+++ GIVEN DATA
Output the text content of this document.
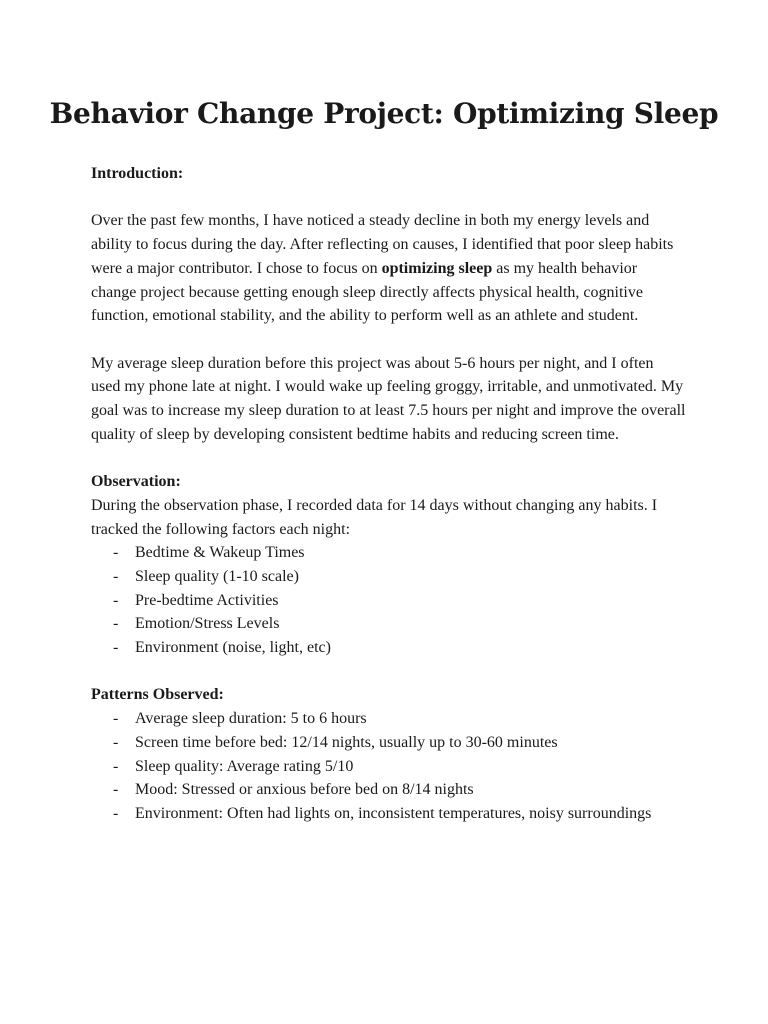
Behavior Change Project: Optimizing Sleep

Introduction:

Over the past few months, I have noticed a steady decline in both my energy levels and ability to focus during the day. After reflecting on causes, I identified that poor sleep habits were a major contributor. I chose to focus on optimizing sleep as my health behavior change project because getting enough sleep directly affects physical health, cognitive function, emotional stability, and the ability to perform well as an athlete and student.

My average sleep duration before this project was about 5-6 hours per night, and I often used my phone late at night. I would wake up feeling groggy, irritable, and unmotivated. My goal was to increase my sleep duration to at least 7.5 hours per night and improve the overall quality of sleep by developing consistent bedtime habits and reducing screen time.

Observation:

During the observation phase, I recorded data for 14 days without changing any habits. I tracked the following factors each night:

- Bedtime & Wakeup Times
- Sleep quality (1-10 scale)
- Pre-bedtime Activities
- Emotion/Stress Levels
- Environment (noise, light, etc)

Patterns Observed:

- Average sleep duration: 5 to 6 hours
- Screen time before bed: 12/14 nights, usually up to 30-60 minutes
- Sleep quality: Average rating 5/10
- Mood: Stressed or anxious before bed on 8/14 nights
- Environment: Often had lights on, inconsistent temperatures, noisy surroundings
++++++
[STATED TASK]: Return the records exactly. Don't carry the pictures over.

[WORKED SOLUTION]:
Output the text content of this document.
Behavior Change Project: Optimizing Sleep

Introduction:

Over the past few months, I have noticed a steady decline in both my energy levels and ability to focus during the day. After reflecting on causes, I identified that poor sleep habits were a major contributor. I chose to focus on optimizing sleep as my health behavior change project because getting enough sleep directly affects physical health, cognitive function, emotional stability, and the ability to perform well as an athlete and student.

My average sleep duration before this project was about 5-6 hours per night, and I often used my phone late at night. I would wake up feeling groggy, irritable, and unmotivated. My goal was to increase my sleep duration to at least 7.5 hours per night and improve the overall quality of sleep by developing consistent bedtime habits and reducing screen time.

Observation:

During the observation phase, I recorded data for 14 days without changing any habits. I tracked the following factors each night:

- Bedtime & Wakeup Times
- Sleep quality (1-10 scale)
- Pre-bedtime Activities
- Emotion/Stress Levels
- Environment (noise, light, etc)

Patterns Observed:

- Average sleep duration: 5 to 6 hours
- Screen time before bed: 12/14 nights, usually up to 30-60 minutes
- Sleep quality: Average rating 5/10
- Mood: Stressed or anxious before bed on 8/14 nights
- Environment: Often had lights on, inconsistent temperatures, noisy surroundings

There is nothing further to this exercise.